Spatial layout data
-- Start --

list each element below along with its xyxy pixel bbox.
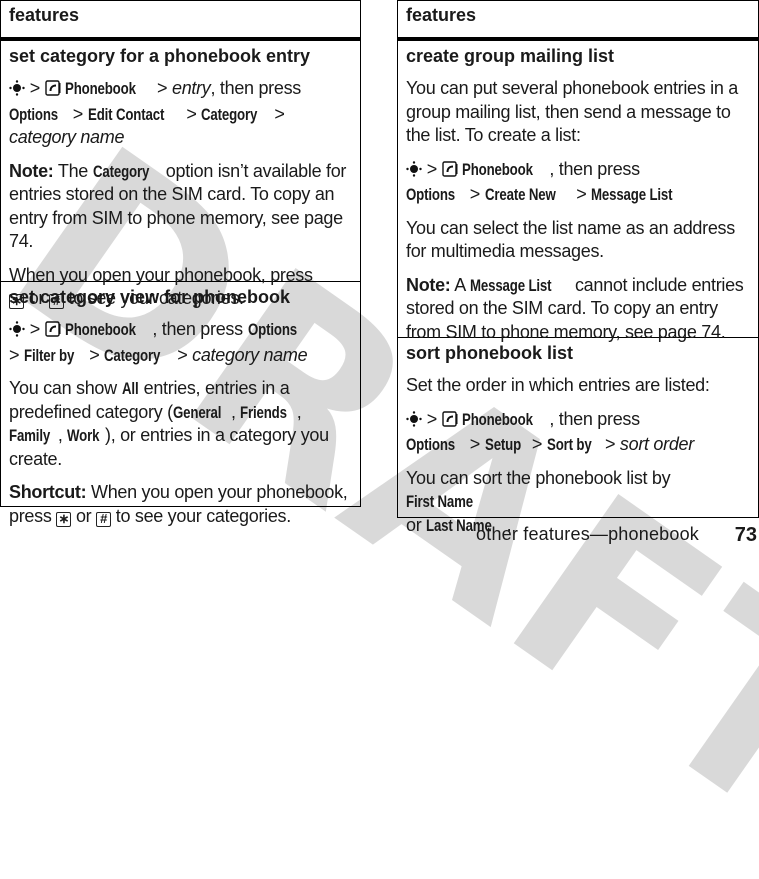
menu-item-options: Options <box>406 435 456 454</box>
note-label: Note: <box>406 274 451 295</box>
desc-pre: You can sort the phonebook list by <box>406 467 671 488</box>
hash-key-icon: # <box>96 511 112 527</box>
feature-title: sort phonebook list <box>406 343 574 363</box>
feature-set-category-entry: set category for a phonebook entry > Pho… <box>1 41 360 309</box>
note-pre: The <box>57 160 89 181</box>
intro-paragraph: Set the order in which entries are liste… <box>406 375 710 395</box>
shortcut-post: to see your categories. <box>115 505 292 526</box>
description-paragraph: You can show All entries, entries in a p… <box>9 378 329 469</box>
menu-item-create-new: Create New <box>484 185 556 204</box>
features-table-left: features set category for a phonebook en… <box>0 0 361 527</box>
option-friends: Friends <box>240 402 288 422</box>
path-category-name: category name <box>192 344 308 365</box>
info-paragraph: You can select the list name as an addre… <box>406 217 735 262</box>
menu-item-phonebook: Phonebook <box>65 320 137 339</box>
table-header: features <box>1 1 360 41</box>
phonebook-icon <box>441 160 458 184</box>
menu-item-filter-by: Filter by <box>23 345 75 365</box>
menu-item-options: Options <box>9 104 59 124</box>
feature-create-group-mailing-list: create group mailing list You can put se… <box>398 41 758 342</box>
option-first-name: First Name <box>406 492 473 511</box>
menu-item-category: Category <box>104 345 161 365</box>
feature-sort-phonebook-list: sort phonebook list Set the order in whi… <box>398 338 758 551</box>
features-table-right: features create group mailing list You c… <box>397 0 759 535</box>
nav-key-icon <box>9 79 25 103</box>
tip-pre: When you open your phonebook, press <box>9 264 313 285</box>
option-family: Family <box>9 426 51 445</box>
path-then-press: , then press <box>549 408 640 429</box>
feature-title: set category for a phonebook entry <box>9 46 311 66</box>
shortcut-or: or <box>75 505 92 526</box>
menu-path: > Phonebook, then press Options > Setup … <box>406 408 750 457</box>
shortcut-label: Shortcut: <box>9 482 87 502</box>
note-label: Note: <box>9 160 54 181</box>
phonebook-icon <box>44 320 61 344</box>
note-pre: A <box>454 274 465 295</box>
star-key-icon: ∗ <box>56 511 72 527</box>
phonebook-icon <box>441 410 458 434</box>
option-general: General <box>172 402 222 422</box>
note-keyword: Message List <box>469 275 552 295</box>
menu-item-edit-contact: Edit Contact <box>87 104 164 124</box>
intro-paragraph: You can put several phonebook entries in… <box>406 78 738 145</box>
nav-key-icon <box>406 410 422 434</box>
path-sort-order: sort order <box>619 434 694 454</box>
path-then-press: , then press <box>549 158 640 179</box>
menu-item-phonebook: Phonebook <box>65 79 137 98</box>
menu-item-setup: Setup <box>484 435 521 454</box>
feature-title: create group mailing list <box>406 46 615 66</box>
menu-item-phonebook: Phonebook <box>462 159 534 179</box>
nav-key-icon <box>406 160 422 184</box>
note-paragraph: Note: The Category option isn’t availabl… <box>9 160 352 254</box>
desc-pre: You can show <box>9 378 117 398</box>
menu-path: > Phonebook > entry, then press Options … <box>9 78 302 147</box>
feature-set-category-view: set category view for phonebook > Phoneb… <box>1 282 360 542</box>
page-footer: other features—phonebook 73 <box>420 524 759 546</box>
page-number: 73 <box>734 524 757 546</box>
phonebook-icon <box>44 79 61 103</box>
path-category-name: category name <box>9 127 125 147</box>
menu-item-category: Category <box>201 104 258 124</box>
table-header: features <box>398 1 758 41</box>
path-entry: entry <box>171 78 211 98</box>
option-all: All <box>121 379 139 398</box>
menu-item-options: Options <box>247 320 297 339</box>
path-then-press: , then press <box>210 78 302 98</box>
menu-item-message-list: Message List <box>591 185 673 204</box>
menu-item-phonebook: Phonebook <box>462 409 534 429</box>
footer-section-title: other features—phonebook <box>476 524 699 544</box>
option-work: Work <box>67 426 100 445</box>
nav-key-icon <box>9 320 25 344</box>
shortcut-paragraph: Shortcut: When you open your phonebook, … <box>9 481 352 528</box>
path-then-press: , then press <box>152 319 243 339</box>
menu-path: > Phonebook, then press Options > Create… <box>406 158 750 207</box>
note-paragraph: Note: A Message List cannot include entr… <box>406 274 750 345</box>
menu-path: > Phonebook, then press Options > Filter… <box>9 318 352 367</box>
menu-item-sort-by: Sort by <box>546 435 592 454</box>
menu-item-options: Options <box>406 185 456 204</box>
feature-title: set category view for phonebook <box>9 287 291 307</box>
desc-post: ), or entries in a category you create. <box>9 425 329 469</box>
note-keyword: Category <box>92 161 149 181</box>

-- End --

Exercise instructions:
Quote every line above word for word, without the picture.

Full solution:
list each element below along with its xyxy pixel bbox.
menu-item-options: Options <box>406 435 456 454</box>
note-label: Note: <box>406 274 451 295</box>
desc-pre: You can sort the phonebook list by <box>406 467 671 488</box>
hash-key-icon: # <box>96 511 112 527</box>
feature-title: sort phonebook list <box>406 343 574 363</box>
feature-set-category-entry: set category for a phonebook entry > Pho… <box>1 41 360 309</box>
note-pre: The <box>57 160 89 181</box>
intro-paragraph: Set the order in which entries are liste… <box>406 375 710 395</box>
shortcut-post: to see your categories. <box>115 505 292 526</box>
description-paragraph: You can show All entries, entries in a p… <box>9 378 329 469</box>
menu-item-create-new: Create New <box>484 185 556 204</box>
features-table-left: features set category for a phonebook en… <box>0 0 361 527</box>
option-friends: Friends <box>240 402 288 422</box>
path-category-name: category name <box>192 344 308 365</box>
info-paragraph: You can select the list name as an addre… <box>406 217 735 262</box>
menu-item-phonebook: Phonebook <box>65 320 137 339</box>
table-header: features <box>1 1 360 41</box>
phonebook-icon <box>441 160 458 184</box>
menu-item-filter-by: Filter by <box>23 345 75 365</box>
menu-item-options: Options <box>9 104 59 124</box>
feature-create-group-mailing-list: create group mailing list You can put se… <box>398 41 758 342</box>
option-first-name: First Name <box>406 492 473 511</box>
menu-item-category: Category <box>104 345 161 365</box>
feature-sort-phonebook-list: sort phonebook list Set the order in whi… <box>398 338 758 551</box>
features-table-right: features create group mailing list You c… <box>397 0 759 535</box>
nav-key-icon <box>9 79 25 103</box>
tip-pre: When you open your phonebook, press <box>9 264 313 285</box>
option-family: Family <box>9 426 51 445</box>
path-then-press: , then press <box>549 408 640 429</box>
feature-title: set category for a phonebook entry <box>9 46 311 66</box>
shortcut-or: or <box>75 505 92 526</box>
menu-path: > Phonebook, then press Options > Setup … <box>406 408 750 457</box>
shortcut-label: Shortcut: <box>9 482 87 502</box>
note-label: Note: <box>9 160 54 181</box>
phonebook-icon <box>44 320 61 344</box>
note-pre: A <box>454 274 465 295</box>
star-key-icon: ∗ <box>56 511 72 527</box>
phonebook-icon <box>441 410 458 434</box>
option-general: General <box>172 402 222 422</box>
note-keyword: Message List <box>469 275 552 295</box>
menu-item-edit-contact: Edit Contact <box>87 104 164 124</box>
intro-paragraph: You can put several phonebook entries in… <box>406 78 738 145</box>
nav-key-icon <box>406 410 422 434</box>
path-sort-order: sort order <box>619 434 694 454</box>
path-then-press: , then press <box>549 158 640 179</box>
menu-item-phonebook: Phonebook <box>65 79 137 98</box>
menu-item-setup: Setup <box>484 435 521 454</box>
feature-title: create group mailing list <box>406 46 615 66</box>
menu-item-phonebook: Phonebook <box>462 159 534 179</box>
nav-key-icon <box>406 160 422 184</box>
note-paragraph: Note: The Category option isn’t availabl… <box>9 160 352 254</box>
desc-pre: You can show <box>9 378 117 398</box>
menu-path: > Phonebook > entry, then press Options … <box>9 78 302 147</box>
feature-set-category-view: set category view for phonebook > Phoneb… <box>1 282 360 542</box>
page-footer: other features—phonebook 73 <box>420 524 759 546</box>
page-number: 73 <box>734 524 757 546</box>
phonebook-icon <box>44 79 61 103</box>
path-category-name: category name <box>9 127 125 147</box>
menu-item-category: Category <box>201 104 258 124</box>
table-header: features <box>398 1 758 41</box>
path-entry: entry <box>171 78 211 98</box>
option-all: All <box>121 379 139 398</box>
menu-item-options: Options <box>247 320 297 339</box>
path-then-press: , then press <box>210 78 302 98</box>
menu-item-message-list: Message List <box>591 185 673 204</box>
menu-item-phonebook: Phonebook <box>462 409 534 429</box>
footer-section-title: other features—phonebook <box>476 524 699 544</box>
option-work: Work <box>67 426 100 445</box>
nav-key-icon <box>9 320 25 344</box>
shortcut-paragraph: Shortcut: When you open your phonebook, … <box>9 481 352 528</box>
path-then-press: , then press <box>152 319 243 339</box>
menu-path: > Phonebook, then press Options > Create… <box>406 158 750 207</box>
note-paragraph: Note: A Message List cannot include entr… <box>406 274 750 345</box>
menu-path: > Phonebook, then press Options > Filter… <box>9 318 352 367</box>
menu-item-sort-by: Sort by <box>546 435 592 454</box>
menu-item-options: Options <box>406 185 456 204</box>
feature-title: set category view for phonebook <box>9 287 291 307</box>
desc-post: ), or entries in a category you create. <box>9 425 329 469</box>
note-keyword: Category <box>92 161 149 181</box>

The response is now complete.